** start **
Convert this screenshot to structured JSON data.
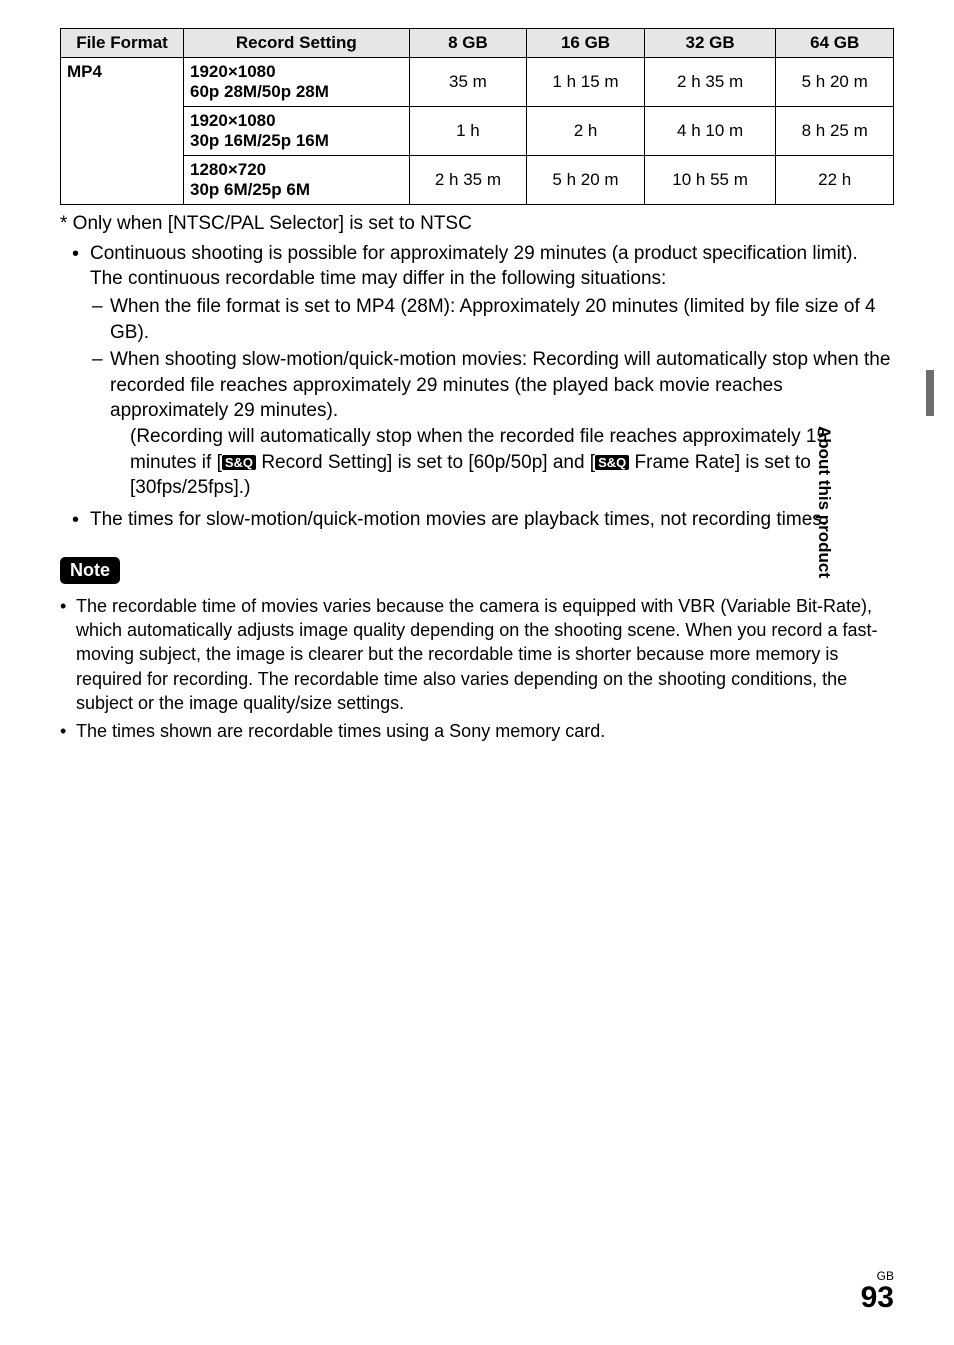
{
  "table": {
    "headers": [
      "File Format",
      "Record Setting",
      "8 GB",
      "16 GB",
      "32 GB",
      "64 GB"
    ],
    "file_format": "MP4",
    "rows": [
      {
        "setting": "1920×1080\n60p 28M/50p 28M",
        "c8": "35 m",
        "c16": "1 h 15 m",
        "c32": "2 h 35 m",
        "c64": "5 h 20 m"
      },
      {
        "setting": "1920×1080\n30p 16M/25p 16M",
        "c8": "1 h",
        "c16": "2 h",
        "c32": "4 h 10 m",
        "c64": "8 h 25 m"
      },
      {
        "setting": "1280×720\n30p 6M/25p 6M",
        "c8": "2 h 35 m",
        "c16": "5 h 20 m",
        "c32": "10 h 55 m",
        "c64": "22 h"
      }
    ]
  },
  "footnote": "*  Only when [NTSC/PAL Selector] is set to NTSC",
  "bullets": {
    "b1_a": "Continuous shooting is possible for approximately 29 minutes (a product specification limit). The continuous recordable time may differ in the following situations:",
    "b1_sub1": "When the file format is set to MP4 (28M): Approximately 20 minutes (limited by file size of 4 GB).",
    "b1_sub2": "When shooting slow-motion/quick-motion movies: Recording will automatically stop when the recorded file reaches approximately 29 minutes (the played back movie reaches approximately 29 minutes).",
    "b1_sub2_extra_pre1": "(Recording will automatically stop when the recorded file reaches approximately 15 minutes if [",
    "b1_sub2_extra_mid1": " Record Setting] is set to [60p/50p] and [",
    "b1_sub2_extra_post": " Frame Rate] is set to [30fps/25fps].)",
    "b2": "The times for slow-motion/quick-motion movies are playback times, not recording times."
  },
  "sq_icon": "S&Q",
  "note_label": "Note",
  "note": {
    "n1": "The recordable time of movies varies because the camera is equipped with VBR (Variable Bit-Rate), which automatically adjusts image quality depending on the shooting scene. When you record a fast-moving subject, the image is clearer but the recordable time is shorter because more memory is required for recording. The recordable time also varies depending on the shooting conditions, the subject or the image quality/size settings.",
    "n2": "The times shown are recordable times using a Sony memory card."
  },
  "side_label": "About this product",
  "footer_region": "GB",
  "page_number": "93"
}
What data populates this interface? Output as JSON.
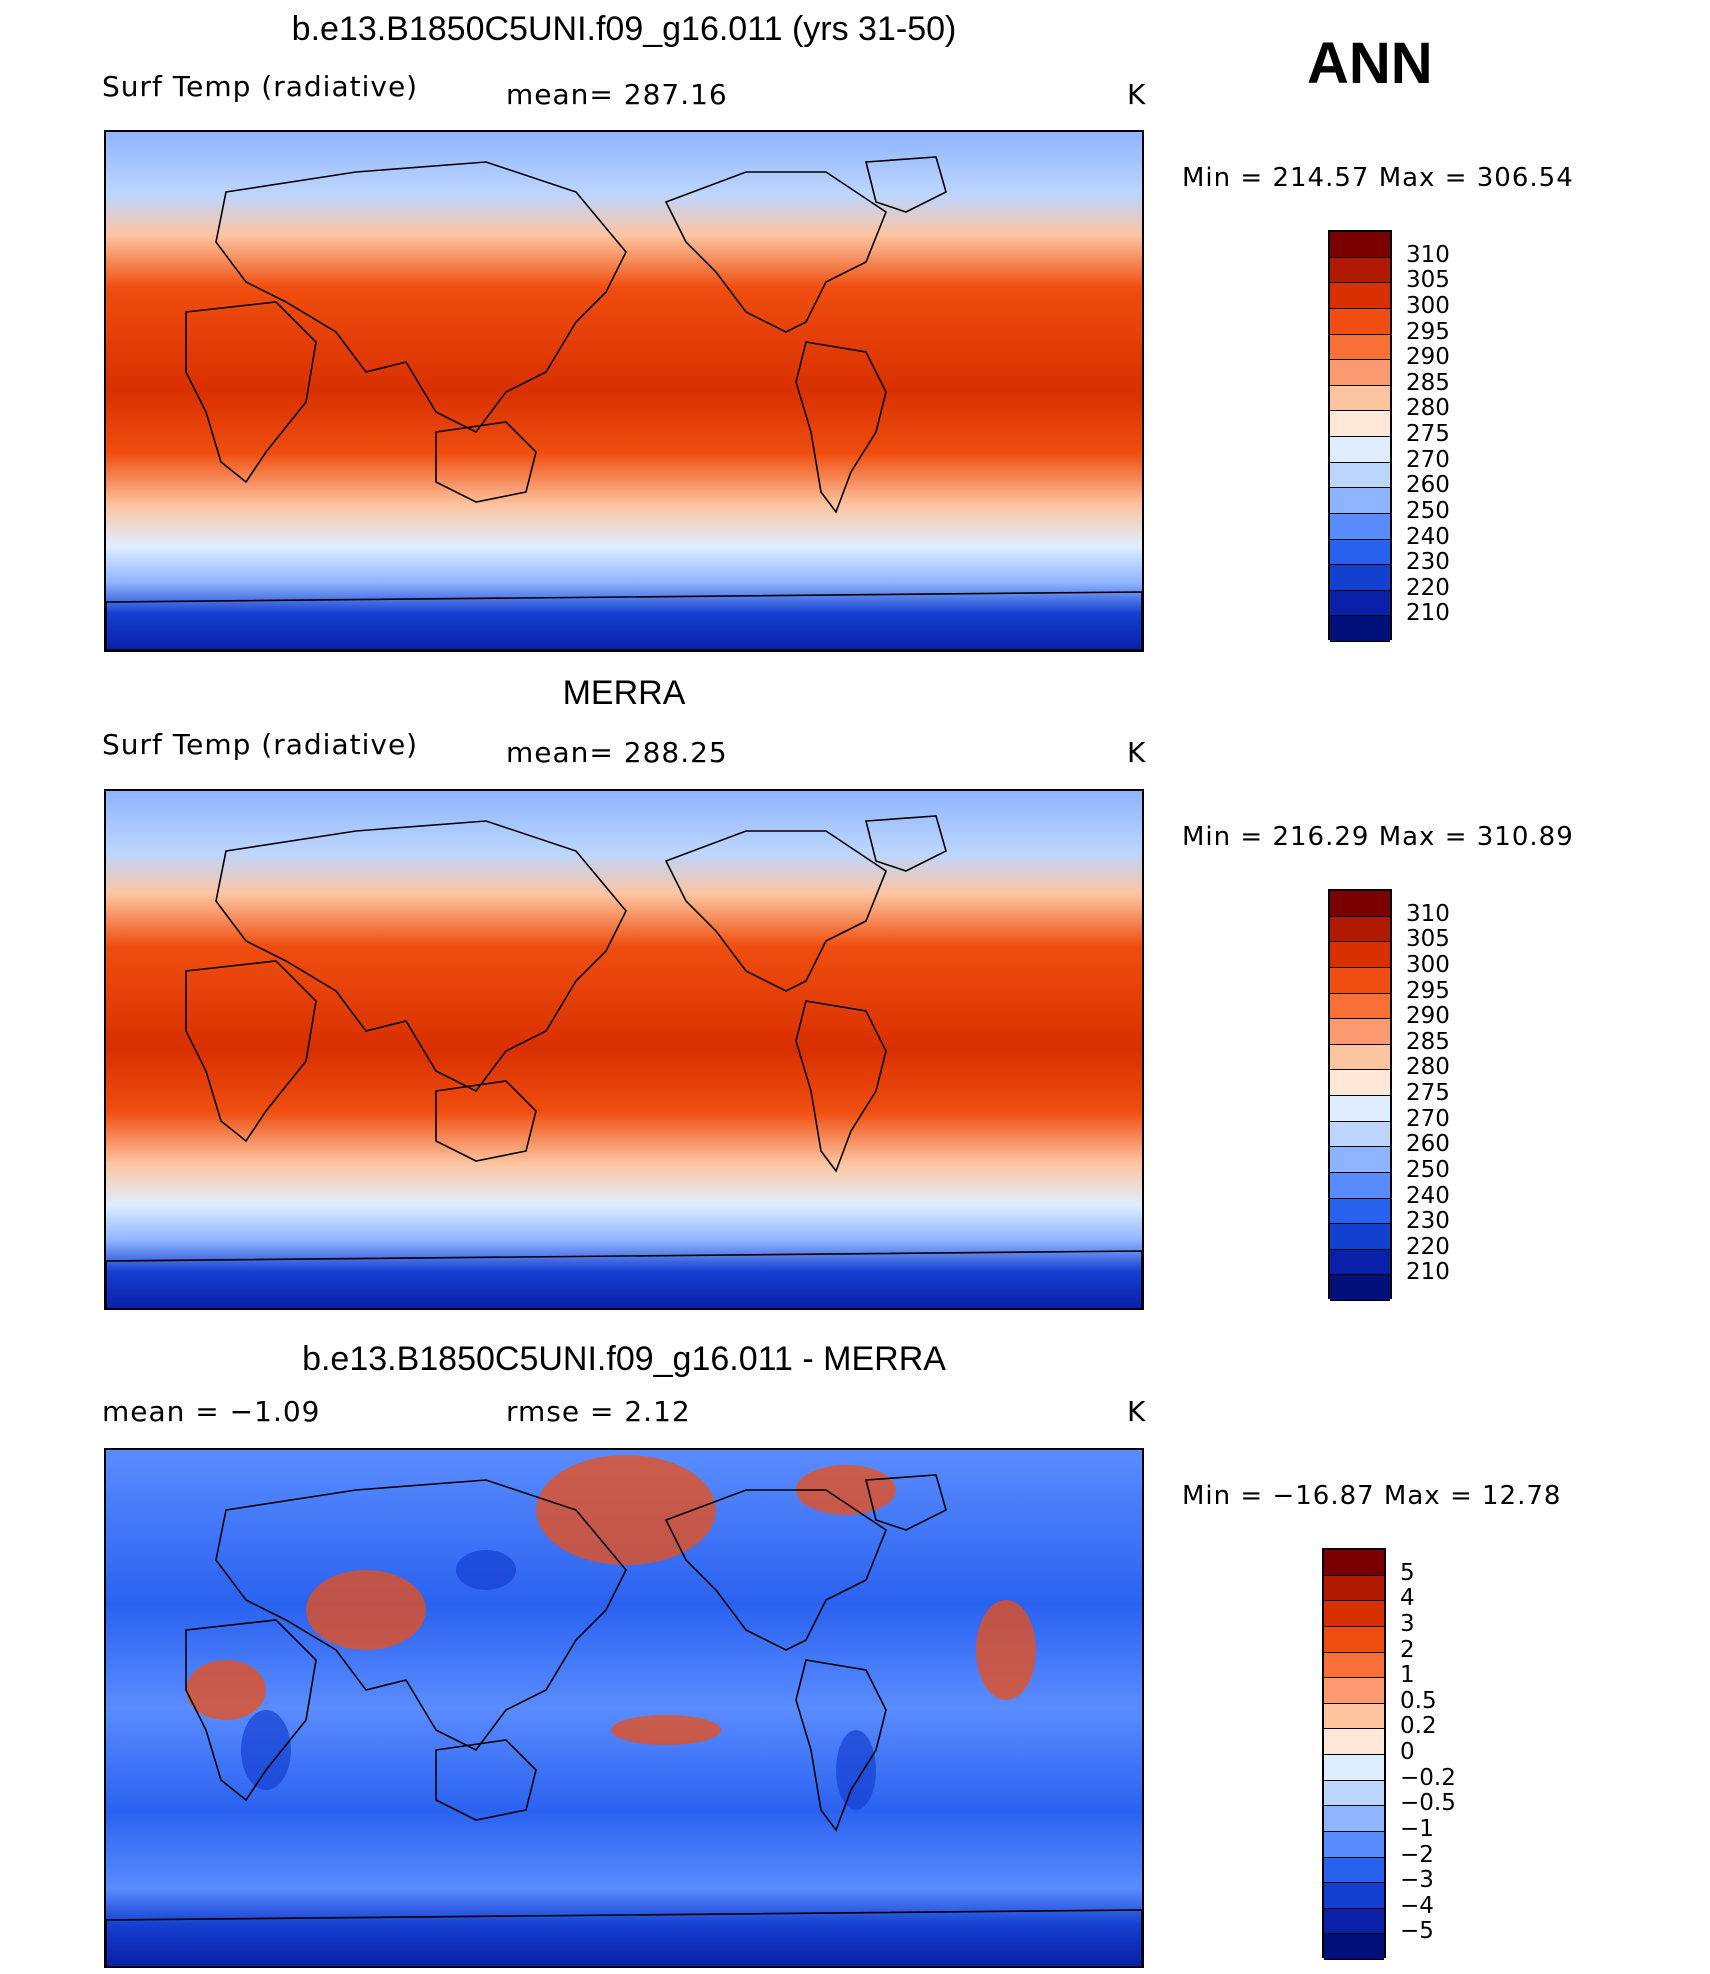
{
  "season": "ANN",
  "panels": [
    {
      "title": "b.e13.B1850C5UNI.f09_g16.011 (yrs 31-50)",
      "left_text": "Surf Temp (radiative)",
      "mid_text": "mean= 287.16",
      "units": "K",
      "minmax": "Min = 214.57  Max = 306.54",
      "colorbar_labels": [
        "310",
        "305",
        "300",
        "295",
        "290",
        "285",
        "280",
        "275",
        "270",
        "260",
        "250",
        "240",
        "230",
        "220",
        "210"
      ]
    },
    {
      "title": "MERRA",
      "left_text": "Surf Temp (radiative)",
      "mid_text": "mean= 288.25",
      "units": "K",
      "minmax": "Min = 216.29  Max = 310.89",
      "colorbar_labels": [
        "310",
        "305",
        "300",
        "295",
        "290",
        "285",
        "280",
        "275",
        "270",
        "260",
        "250",
        "240",
        "230",
        "220",
        "210"
      ]
    },
    {
      "title": "b.e13.B1850C5UNI.f09_g16.011 - MERRA",
      "left_text": "mean =   −1.09",
      "mid_text": "rmse =    2.12",
      "units": "K",
      "minmax": "Min = −16.87  Max =  12.78",
      "colorbar_labels": [
        "5",
        "4",
        "3",
        "2",
        "1",
        "0.5",
        "0.2",
        "0",
        "−0.2",
        "−0.5",
        "−1",
        "−2",
        "−3",
        "−4",
        "−5"
      ]
    }
  ],
  "colors": {
    "abs_palette": [
      "#7a0000",
      "#b01a00",
      "#d83000",
      "#f04e10",
      "#f87038",
      "#fb9a70",
      "#fdc4a0",
      "#ffe8d8",
      "#dfeeff",
      "#bcd6ff",
      "#8fb4ff",
      "#5a8cff",
      "#2a62f0",
      "#1440d0",
      "#0a20a8",
      "#00107a"
    ],
    "diff_palette": [
      "#7a0000",
      "#b01a00",
      "#d83000",
      "#f04e10",
      "#f87038",
      "#fb9a70",
      "#fdc4a0",
      "#ffe8d8",
      "#dfeeff",
      "#bcd6ff",
      "#8fb4ff",
      "#5a8cff",
      "#2a62f0",
      "#1440d0",
      "#0a20a8",
      "#00107a"
    ]
  }
}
** end **
* [WHAT TO PRODUCE]
Pictures in the records above should not be copied. Repeat everything else exactly.

* [EXERCISE RESULT]
Convert this screenshot to structured JSON data.
{
  "table": {
    "headers": [
      "File Format",
      "Record Setting",
      "8 GB",
      "16 GB",
      "32 GB",
      "64 GB"
    ],
    "file_format": "MP4",
    "rows": [
      {
        "setting": "1920×1080\n60p 28M/50p 28M",
        "c8": "35 m",
        "c16": "1 h 15 m",
        "c32": "2 h 35 m",
        "c64": "5 h 20 m"
      },
      {
        "setting": "1920×1080\n30p 16M/25p 16M",
        "c8": "1 h",
        "c16": "2 h",
        "c32": "4 h 10 m",
        "c64": "8 h 25 m"
      },
      {
        "setting": "1280×720\n30p 6M/25p 6M",
        "c8": "2 h 35 m",
        "c16": "5 h 20 m",
        "c32": "10 h 55 m",
        "c64": "22 h"
      }
    ]
  },
  "footnote": "*  Only when [NTSC/PAL Selector] is set to NTSC",
  "bullets": {
    "b1_a": "Continuous shooting is possible for approximately 29 minutes (a product specification limit). The continuous recordable time may differ in the following situations:",
    "b1_sub1": "When the file format is set to MP4 (28M): Approximately 20 minutes (limited by file size of 4 GB).",
    "b1_sub2": "When shooting slow-motion/quick-motion movies: Recording will automatically stop when the recorded file reaches approximately 29 minutes (the played back movie reaches approximately 29 minutes).",
    "b1_sub2_extra_pre1": "(Recording will automatically stop when the recorded file reaches approximately 15 minutes if [",
    "b1_sub2_extra_mid1": " Record Setting] is set to [60p/50p] and [",
    "b1_sub2_extra_post": " Frame Rate] is set to [30fps/25fps].)",
    "b2": "The times for slow-motion/quick-motion movies are playback times, not recording times."
  },
  "sq_icon": "S&Q",
  "note_label": "Note",
  "note": {
    "n1": "The recordable time of movies varies because the camera is equipped with VBR (Variable Bit-Rate), which automatically adjusts image quality depending on the shooting scene. When you record a fast-moving subject, the image is clearer but the recordable time is shorter because more memory is required for recording. The recordable time also varies depending on the shooting conditions, the subject or the image quality/size settings.",
    "n2": "The times shown are recordable times using a Sony memory card."
  },
  "side_label": "About this product",
  "footer_region": "GB",
  "page_number": "93"
}
What data populates this interface? Output as JSON.
{
  "season": "ANN",
  "panels": [
    {
      "title": "b.e13.B1850C5UNI.f09_g16.011 (yrs 31-50)",
      "left_text": "Surf Temp (radiative)",
      "mid_text": "mean= 287.16",
      "units": "K",
      "minmax": "Min = 214.57  Max = 306.54",
      "colorbar_labels": [
        "310",
        "305",
        "300",
        "295",
        "290",
        "285",
        "280",
        "275",
        "270",
        "260",
        "250",
        "240",
        "230",
        "220",
        "210"
      ]
    },
    {
      "title": "MERRA",
      "left_text": "Surf Temp (radiative)",
      "mid_text": "mean= 288.25",
      "units": "K",
      "minmax": "Min = 216.29  Max = 310.89",
      "colorbar_labels": [
        "310",
        "305",
        "300",
        "295",
        "290",
        "285",
        "280",
        "275",
        "270",
        "260",
        "250",
        "240",
        "230",
        "220",
        "210"
      ]
    },
    {
      "title": "b.e13.B1850C5UNI.f09_g16.011 - MERRA",
      "left_text": "mean =   −1.09",
      "mid_text": "rmse =    2.12",
      "units": "K",
      "minmax": "Min = −16.87  Max =  12.78",
      "colorbar_labels": [
        "5",
        "4",
        "3",
        "2",
        "1",
        "0.5",
        "0.2",
        "0",
        "−0.2",
        "−0.5",
        "−1",
        "−2",
        "−3",
        "−4",
        "−5"
      ]
    }
  ],
  "colors": {
    "abs_palette": [
      "#7a0000",
      "#b01a00",
      "#d83000",
      "#f04e10",
      "#f87038",
      "#fb9a70",
      "#fdc4a0",
      "#ffe8d8",
      "#dfeeff",
      "#bcd6ff",
      "#8fb4ff",
      "#5a8cff",
      "#2a62f0",
      "#1440d0",
      "#0a20a8",
      "#00107a"
    ],
    "diff_palette": [
      "#7a0000",
      "#b01a00",
      "#d83000",
      "#f04e10",
      "#f87038",
      "#fb9a70",
      "#fdc4a0",
      "#ffe8d8",
      "#dfeeff",
      "#bcd6ff",
      "#8fb4ff",
      "#5a8cff",
      "#2a62f0",
      "#1440d0",
      "#0a20a8",
      "#00107a"
    ]
  }
}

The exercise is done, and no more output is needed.